Find the lines holding the word "Ancho" and collect them.
▬▬▬▬▬▬▬▬▬▬
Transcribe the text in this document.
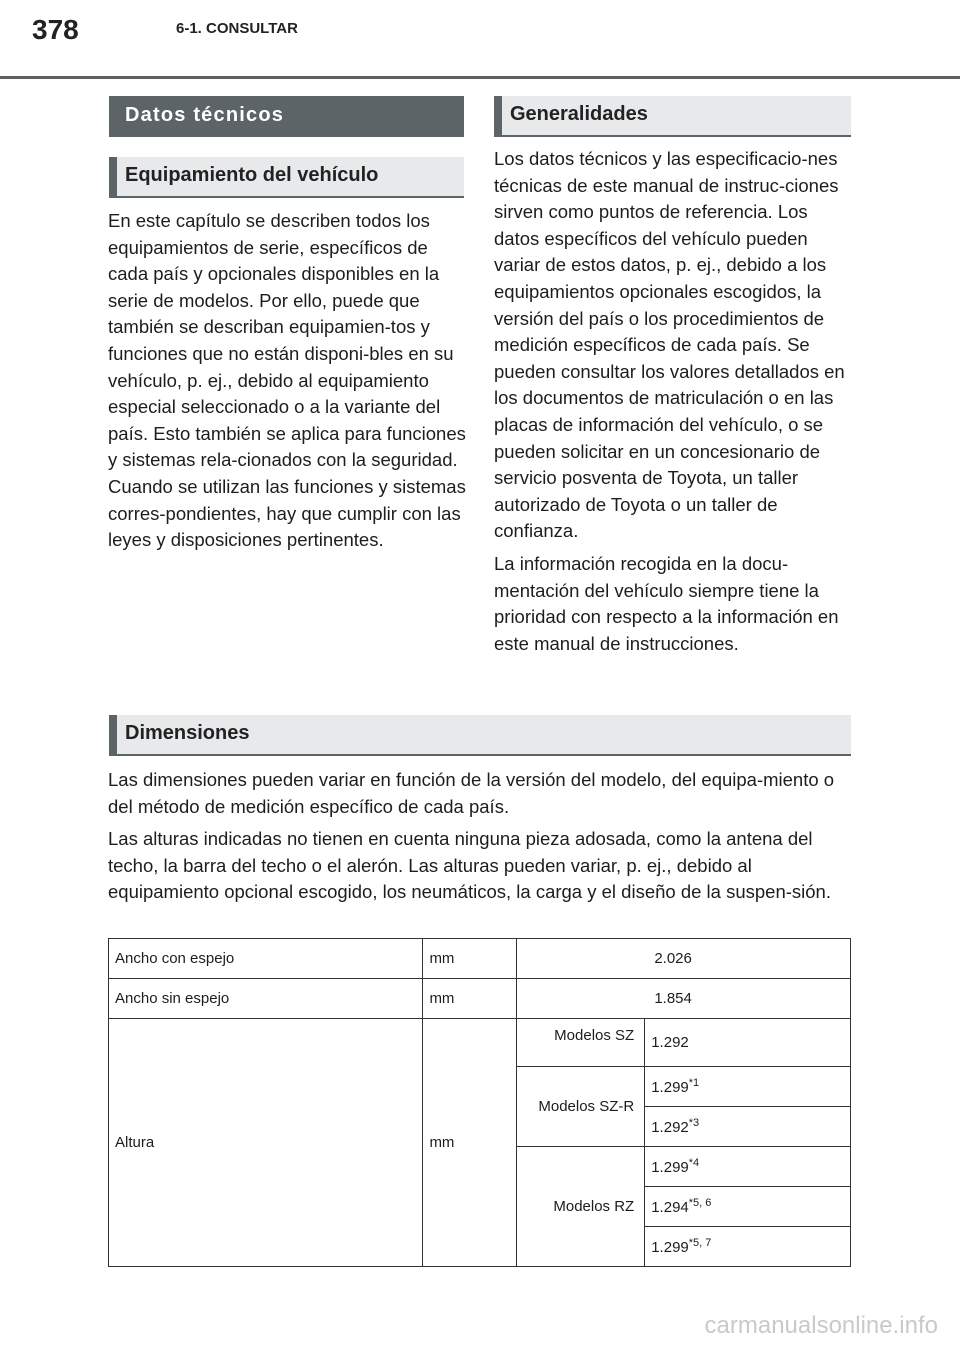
378	6-1. CONSULTAR
Datos técnicos
Equipamiento del vehículo

En este capítulo se describen todos los equipamientos de serie, específicos de cada país y opcionales disponibles en la serie de modelos. Por ello, puede que también se describan equipamien-tos y funciones que no están disponi-bles en su vehículo, p. ej., debido al equipamiento especial seleccionado o a la variante del país. Esto también se aplica para funciones y sistemas rela-cionados con la seguridad. Cuando se utilizan las funciones y sistemas corres-pondientes, hay que cumplir con las leyes y disposiciones pertinentes.

Generalidades

Los datos técnicos y las especificacio-nes técnicas de este manual de instruc-ciones sirven como puntos de referencia. Los datos específicos del vehículo pueden variar de estos datos, p. ej., debido a los equipamientos opcionales escogidos, la versión del país o los procedimientos de medición específicos de cada país. Se pueden consultar los valores detallados en los documentos de matriculación o en las placas de información del vehículo, o se pueden solicitar en un concesionario de servicio posventa de Toyota, un taller autorizado de Toyota o un taller de confianza.

La información recogida en la docu-mentación del vehículo siempre tiene la prioridad con respecto a la información en este manual de instrucciones.

Dimensiones

Las dimensiones pueden variar en función de la versión del modelo, del equipa-miento o del método de medición específico de cada país.

Las alturas indicadas no tienen en cuenta ninguna pieza adosada, como la antena del techo, la barra del techo o el alerón. Las alturas pueden variar, p. ej., debido al equipamiento opcional escogido, los neumáticos, la carga y el diseño de la suspen-sión.

Ancho con espejo	mm	2.026	
Ancho sin espejo	mm	1.854	
Altura	mm	Modelos SZ	1.292
		Modelos SZ-R	1.299$^{*1}$
			1.292$^{*3}$
		Modelos RZ	1.299$^{*4}$
			1.294$^{*5, 6}$
			1.299$^{*5, 7}$
carmanualsonline.info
▬▬▬▬▬▬▬▬▬▬
Final result =
Ancho con espejo	mm	2.026	
Ancho sin espejo	mm	1.854	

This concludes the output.